In the data below, locate each line with the word "قلنا" and list it.
BEGIN STORED ROWS
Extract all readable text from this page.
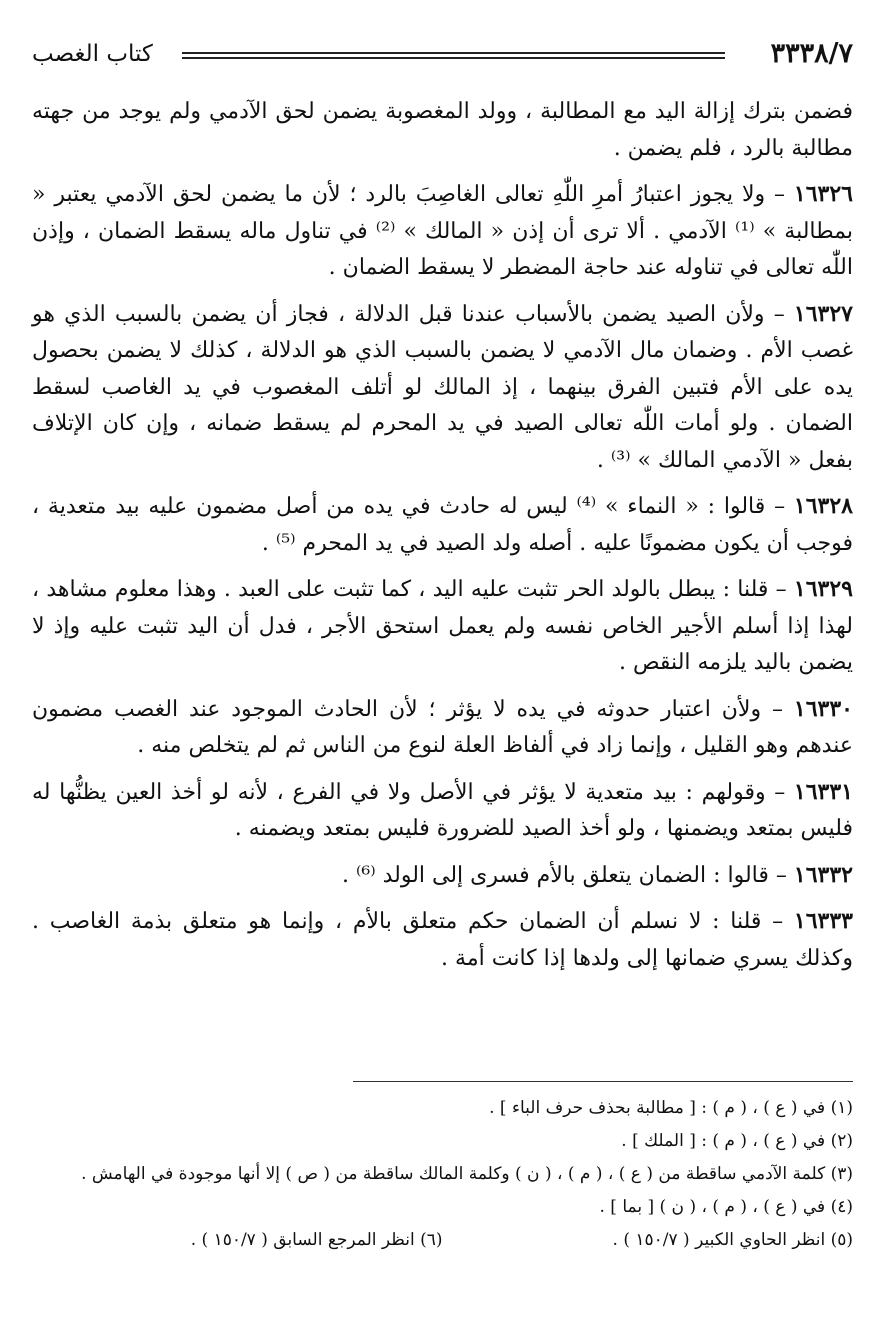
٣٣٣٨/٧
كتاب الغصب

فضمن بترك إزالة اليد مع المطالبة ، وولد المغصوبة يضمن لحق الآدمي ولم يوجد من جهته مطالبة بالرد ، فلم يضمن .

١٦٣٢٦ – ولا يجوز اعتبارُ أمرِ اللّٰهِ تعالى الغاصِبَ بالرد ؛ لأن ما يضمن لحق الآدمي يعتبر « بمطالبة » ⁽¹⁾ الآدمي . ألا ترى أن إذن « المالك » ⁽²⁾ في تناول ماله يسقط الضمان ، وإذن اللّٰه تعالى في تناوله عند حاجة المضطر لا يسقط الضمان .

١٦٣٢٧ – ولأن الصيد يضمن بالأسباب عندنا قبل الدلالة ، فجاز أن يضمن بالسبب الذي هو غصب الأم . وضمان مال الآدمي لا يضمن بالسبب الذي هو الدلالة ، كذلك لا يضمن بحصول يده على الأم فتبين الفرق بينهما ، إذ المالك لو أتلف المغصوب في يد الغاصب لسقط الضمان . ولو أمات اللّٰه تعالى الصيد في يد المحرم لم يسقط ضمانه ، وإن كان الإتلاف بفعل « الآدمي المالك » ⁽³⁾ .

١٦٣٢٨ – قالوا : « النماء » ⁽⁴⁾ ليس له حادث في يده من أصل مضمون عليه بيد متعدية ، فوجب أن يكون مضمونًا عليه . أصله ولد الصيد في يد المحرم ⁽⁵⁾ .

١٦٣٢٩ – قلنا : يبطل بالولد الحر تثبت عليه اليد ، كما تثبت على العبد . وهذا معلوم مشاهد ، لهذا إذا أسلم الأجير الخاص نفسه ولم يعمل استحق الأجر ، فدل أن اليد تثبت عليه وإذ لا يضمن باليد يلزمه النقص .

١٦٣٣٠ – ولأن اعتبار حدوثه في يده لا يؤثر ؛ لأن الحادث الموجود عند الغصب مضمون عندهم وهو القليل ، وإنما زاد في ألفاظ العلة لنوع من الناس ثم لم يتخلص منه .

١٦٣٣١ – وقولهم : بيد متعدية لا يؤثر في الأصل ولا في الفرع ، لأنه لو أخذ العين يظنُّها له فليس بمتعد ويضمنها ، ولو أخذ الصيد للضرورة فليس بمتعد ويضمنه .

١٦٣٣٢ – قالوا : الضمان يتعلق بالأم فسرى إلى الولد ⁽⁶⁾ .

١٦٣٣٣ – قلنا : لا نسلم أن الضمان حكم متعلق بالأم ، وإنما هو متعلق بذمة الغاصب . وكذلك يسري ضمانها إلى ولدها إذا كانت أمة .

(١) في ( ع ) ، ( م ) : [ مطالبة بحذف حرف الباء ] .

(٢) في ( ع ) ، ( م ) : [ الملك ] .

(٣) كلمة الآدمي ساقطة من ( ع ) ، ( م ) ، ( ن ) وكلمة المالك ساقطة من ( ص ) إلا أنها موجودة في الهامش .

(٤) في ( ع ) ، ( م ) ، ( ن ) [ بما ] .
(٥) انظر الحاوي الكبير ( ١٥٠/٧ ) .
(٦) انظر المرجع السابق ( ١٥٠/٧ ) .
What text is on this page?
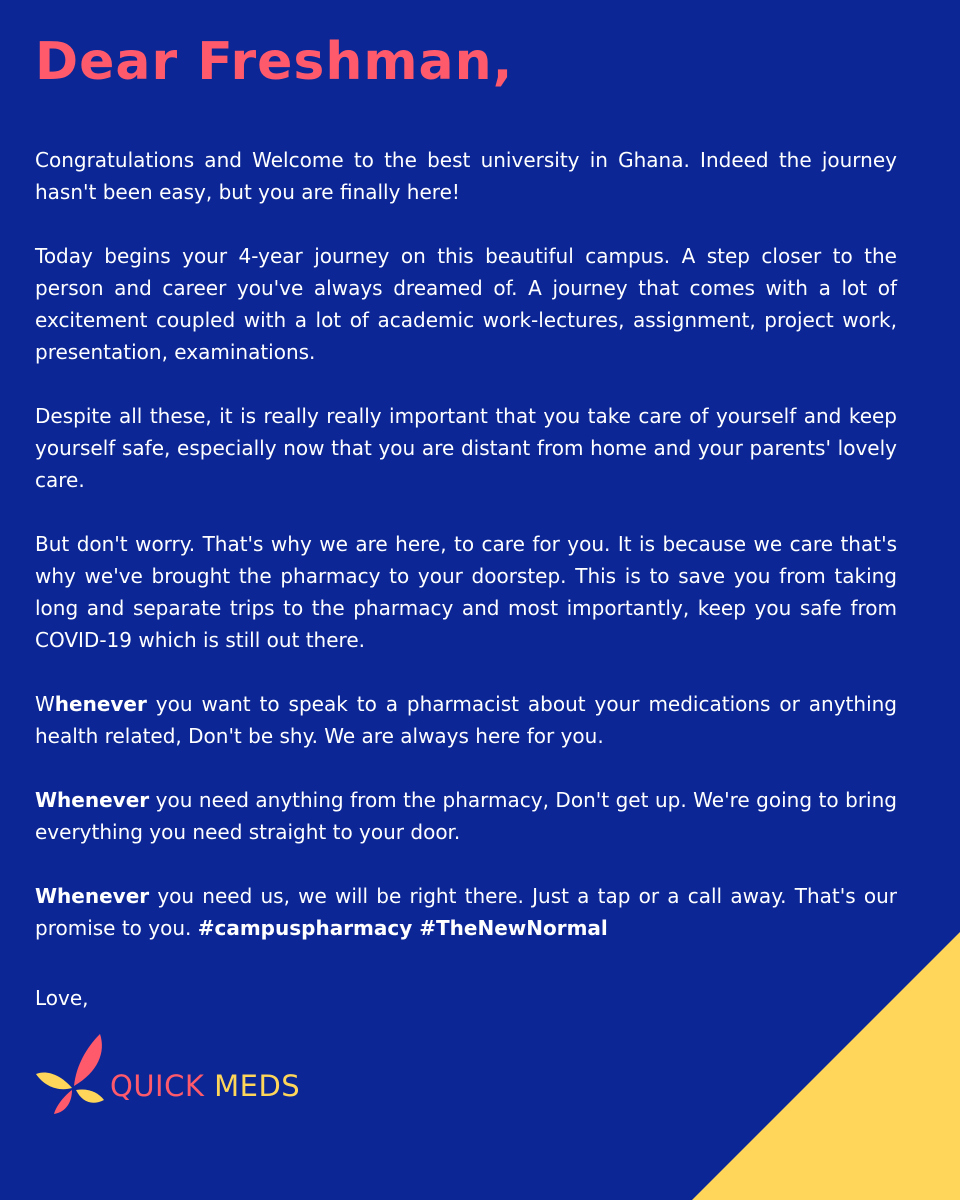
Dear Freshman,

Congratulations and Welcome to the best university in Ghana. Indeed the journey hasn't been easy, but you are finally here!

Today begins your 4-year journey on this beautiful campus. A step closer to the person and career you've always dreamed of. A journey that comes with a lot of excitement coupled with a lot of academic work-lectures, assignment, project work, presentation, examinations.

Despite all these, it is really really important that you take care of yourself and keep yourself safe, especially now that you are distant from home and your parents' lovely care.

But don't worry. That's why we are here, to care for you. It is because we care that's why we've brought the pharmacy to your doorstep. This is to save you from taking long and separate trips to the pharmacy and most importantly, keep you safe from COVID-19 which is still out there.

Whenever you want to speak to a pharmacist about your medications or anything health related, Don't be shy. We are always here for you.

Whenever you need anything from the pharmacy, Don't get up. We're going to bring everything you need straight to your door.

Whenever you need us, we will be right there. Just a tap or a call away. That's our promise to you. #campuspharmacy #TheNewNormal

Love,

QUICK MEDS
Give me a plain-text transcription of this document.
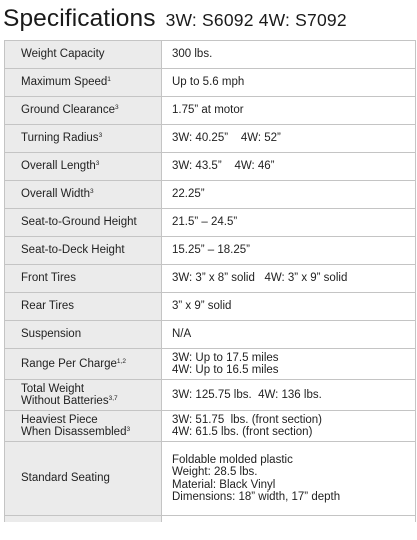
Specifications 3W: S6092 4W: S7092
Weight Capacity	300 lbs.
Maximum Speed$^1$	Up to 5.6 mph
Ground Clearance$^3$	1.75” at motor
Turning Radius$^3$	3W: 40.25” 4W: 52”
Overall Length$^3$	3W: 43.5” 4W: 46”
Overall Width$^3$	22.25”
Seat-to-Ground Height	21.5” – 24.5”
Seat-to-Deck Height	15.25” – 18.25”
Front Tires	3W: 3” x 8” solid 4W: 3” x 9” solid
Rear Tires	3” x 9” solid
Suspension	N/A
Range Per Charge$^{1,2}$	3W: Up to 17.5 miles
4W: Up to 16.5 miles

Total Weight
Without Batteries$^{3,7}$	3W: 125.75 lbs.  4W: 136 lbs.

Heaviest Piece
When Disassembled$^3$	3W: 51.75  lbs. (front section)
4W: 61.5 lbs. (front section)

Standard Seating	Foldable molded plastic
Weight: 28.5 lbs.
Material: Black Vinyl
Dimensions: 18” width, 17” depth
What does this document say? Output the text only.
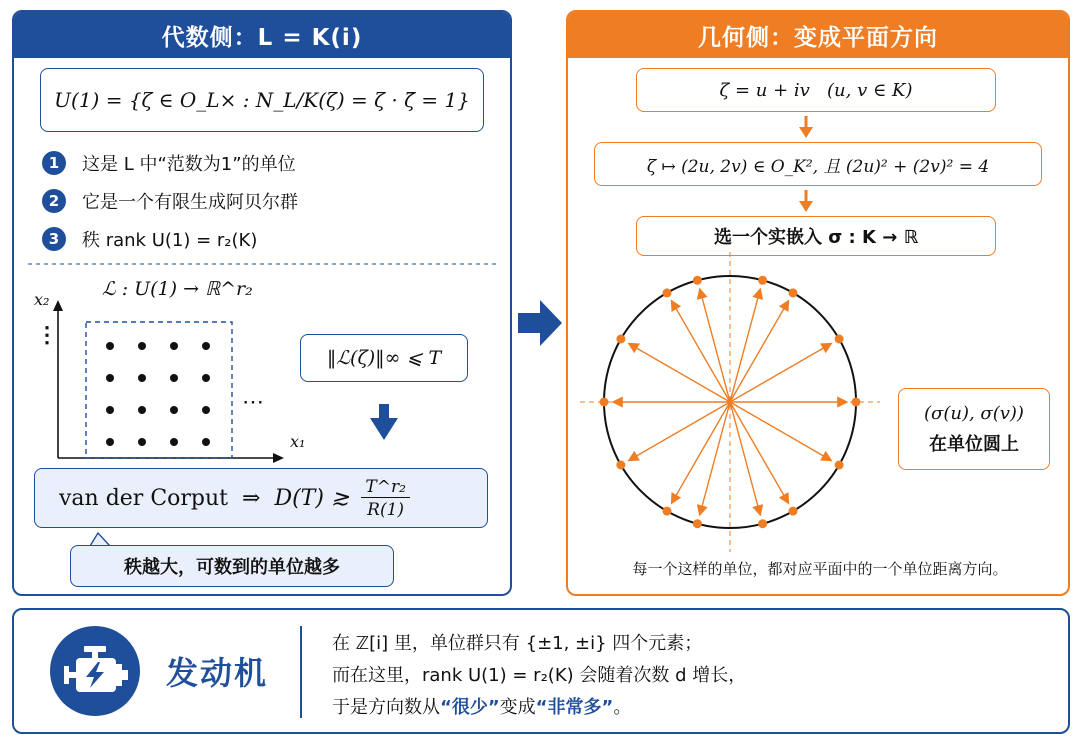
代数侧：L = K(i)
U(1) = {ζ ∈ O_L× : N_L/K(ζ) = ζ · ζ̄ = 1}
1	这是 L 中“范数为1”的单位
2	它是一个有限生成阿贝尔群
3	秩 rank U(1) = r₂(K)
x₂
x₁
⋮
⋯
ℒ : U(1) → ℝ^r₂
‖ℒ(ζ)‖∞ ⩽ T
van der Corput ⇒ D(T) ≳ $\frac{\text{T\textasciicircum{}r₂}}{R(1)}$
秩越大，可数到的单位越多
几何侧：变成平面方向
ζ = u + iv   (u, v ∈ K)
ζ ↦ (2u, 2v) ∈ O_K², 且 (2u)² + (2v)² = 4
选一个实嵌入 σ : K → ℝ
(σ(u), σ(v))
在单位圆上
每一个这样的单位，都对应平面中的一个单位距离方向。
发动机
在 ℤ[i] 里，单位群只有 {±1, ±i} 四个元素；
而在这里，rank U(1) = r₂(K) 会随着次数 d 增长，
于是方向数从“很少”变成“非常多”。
END STORED ROWS
SOLVED PROBLEM:
١٦٣٢٩ – قلنا : يبطل بالولد الحر تثبت عليه اليد ، كما تثبت على العبد . وهذا معلوم مشاهد ، لهذا إذا أسلم الأجير الخاص نفسه ولم يعمل استحق الأجر ، فدل أن اليد تثبت عليه وإذ لا يضمن باليد يلزمه النقص .
١٦٣٣٣ – قلنا : لا نسلم أن الضمان حكم متعلق بالأم ، وإنما هو متعلق بذمة الغاصب . وكذلك يسري ضمانها إلى ولدها إذا كانت أمة .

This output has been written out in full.